_O que fazer_
Dê continuidade ao texto sobre a ideia de que política não se discute, começando logo após a última frase apresentada.

_Trecho do texto_
# # # # # # #
POLÍTICA NÃO SE DISCUTE!?

SERIA CÔMICO, SE NÃO FOSSE TRÁGICO.

Do rio que tudo arrasta se diz violento,
Mas ninguém diz violentas
As margens que o comprimem.
Bertold Brecht

Anos atrás, em tempos de férias escolares e juntamente com um grupo reunido ao improviso, estava na casa de amigos e onde, obviamente, havia pessoas de posicionamentos políticos e ideológicos diversos, Entre cantorias, comes, bebes e conversas descontraídas, um dos presentes comentou-me, assim ocasionalmente e sem compromisso: “Ainda bem que não se discute política, pois nós dois estaríamos em campos opostos, se é que conseguiríamos ficar aqui juntos.” Como vivemos nestes tempos cinzentos, nem sei se fiquei meio atônito, impassível, sem resposta imediata ou no meio das “conversas companheiras” isso era permitido se fazer ou pensar.
# # # # # # #
_Trechos dos dados_
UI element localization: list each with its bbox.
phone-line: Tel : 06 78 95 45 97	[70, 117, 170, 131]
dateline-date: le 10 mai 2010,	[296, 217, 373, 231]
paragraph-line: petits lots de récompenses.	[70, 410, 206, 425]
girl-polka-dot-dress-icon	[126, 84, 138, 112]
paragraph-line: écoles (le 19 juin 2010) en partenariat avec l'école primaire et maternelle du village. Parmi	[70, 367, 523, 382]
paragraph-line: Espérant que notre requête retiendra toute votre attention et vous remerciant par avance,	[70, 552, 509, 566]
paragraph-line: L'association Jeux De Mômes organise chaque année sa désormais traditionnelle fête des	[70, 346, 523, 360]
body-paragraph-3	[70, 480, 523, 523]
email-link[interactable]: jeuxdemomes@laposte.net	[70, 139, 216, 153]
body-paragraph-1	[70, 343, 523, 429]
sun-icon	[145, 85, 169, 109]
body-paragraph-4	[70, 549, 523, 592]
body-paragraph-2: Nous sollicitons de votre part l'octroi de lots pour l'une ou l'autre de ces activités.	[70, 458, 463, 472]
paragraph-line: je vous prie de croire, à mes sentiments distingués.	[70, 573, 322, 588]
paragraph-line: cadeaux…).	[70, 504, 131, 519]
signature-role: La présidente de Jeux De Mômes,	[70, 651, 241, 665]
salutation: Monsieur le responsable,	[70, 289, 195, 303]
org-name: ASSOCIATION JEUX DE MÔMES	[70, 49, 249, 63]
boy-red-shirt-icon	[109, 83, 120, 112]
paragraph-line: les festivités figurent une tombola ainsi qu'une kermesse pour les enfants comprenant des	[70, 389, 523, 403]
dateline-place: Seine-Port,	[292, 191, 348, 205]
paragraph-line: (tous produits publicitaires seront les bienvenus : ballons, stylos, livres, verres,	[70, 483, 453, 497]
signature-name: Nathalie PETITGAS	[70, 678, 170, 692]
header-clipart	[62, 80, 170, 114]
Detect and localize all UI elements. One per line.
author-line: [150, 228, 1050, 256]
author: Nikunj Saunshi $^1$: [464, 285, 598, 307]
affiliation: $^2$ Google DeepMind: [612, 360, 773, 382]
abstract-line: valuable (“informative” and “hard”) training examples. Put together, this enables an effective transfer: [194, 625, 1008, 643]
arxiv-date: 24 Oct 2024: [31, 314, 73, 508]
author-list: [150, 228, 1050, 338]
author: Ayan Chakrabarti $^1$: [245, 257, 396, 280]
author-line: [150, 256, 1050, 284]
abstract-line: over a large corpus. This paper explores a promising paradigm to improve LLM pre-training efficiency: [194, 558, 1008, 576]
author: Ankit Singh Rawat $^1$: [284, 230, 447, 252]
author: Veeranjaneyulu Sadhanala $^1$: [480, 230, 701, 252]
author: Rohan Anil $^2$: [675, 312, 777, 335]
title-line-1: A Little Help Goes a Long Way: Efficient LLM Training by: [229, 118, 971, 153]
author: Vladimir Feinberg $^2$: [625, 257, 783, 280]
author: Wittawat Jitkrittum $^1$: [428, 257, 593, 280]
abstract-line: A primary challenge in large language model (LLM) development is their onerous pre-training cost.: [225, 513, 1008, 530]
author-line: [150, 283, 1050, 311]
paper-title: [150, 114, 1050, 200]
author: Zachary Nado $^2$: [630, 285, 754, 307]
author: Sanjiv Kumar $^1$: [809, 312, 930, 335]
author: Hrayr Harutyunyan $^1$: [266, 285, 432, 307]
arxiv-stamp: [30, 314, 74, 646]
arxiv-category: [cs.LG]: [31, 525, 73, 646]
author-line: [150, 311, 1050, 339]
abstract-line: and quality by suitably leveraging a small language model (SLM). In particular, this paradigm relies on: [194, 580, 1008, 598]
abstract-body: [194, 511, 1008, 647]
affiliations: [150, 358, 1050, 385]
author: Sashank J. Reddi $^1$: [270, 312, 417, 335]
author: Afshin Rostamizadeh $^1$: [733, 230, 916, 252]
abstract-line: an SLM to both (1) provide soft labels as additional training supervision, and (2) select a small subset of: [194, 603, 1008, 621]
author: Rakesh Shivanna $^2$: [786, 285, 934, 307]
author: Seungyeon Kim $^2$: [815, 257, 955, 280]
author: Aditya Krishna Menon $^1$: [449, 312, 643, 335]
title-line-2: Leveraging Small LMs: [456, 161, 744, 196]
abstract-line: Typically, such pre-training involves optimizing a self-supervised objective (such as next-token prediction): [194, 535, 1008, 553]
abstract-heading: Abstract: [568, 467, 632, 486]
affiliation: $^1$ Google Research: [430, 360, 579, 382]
# # # # # # #
_Resultado abaixo_
O fato é que esse tipo de convivência tem sido a prática de muitos que tentam deixar para segundo plano questões espinhosas e conviver como se tudo estivesse bem, ou não?
Acho, na verdade, que devo ter me calado por me sentir parte desse pacto tácito e inominável segundo o qual política, religião e futebol não se discutem. Trata-se de um certo jeito de viver como se as coisas não existissem, ou como se tudo estivesse bem ou, ainda, um credo de que estar com amigos ou família se coloca acima de qualquer outro valor ou demanda. Trata-se de um pacto (implícito ou explícito) que permite estar na mesma mesa (comum?), dividir a mesma comida (?) e manter as relações pessoais sem criar mal-estar (?). Costuma-se até repetir que “a política está separando nossa família”, ou que “a política não deve separar a família,” pois esse seria o resultado quando as discordâncias aparecessem, sejam quais forem as razões.
Tenho lembrado da sabedoria dos antigos (muitos também deviam detestar política) que costumavam repetir “de grão em grão, a galinha enche o papo”, pois é dessa pretensa não discussão ou debate que vai se alimentar (grão a grão) a situação cinzenta em que estamos mergulhados, em que anda faltando (inclusive) carne de galinha para alimento.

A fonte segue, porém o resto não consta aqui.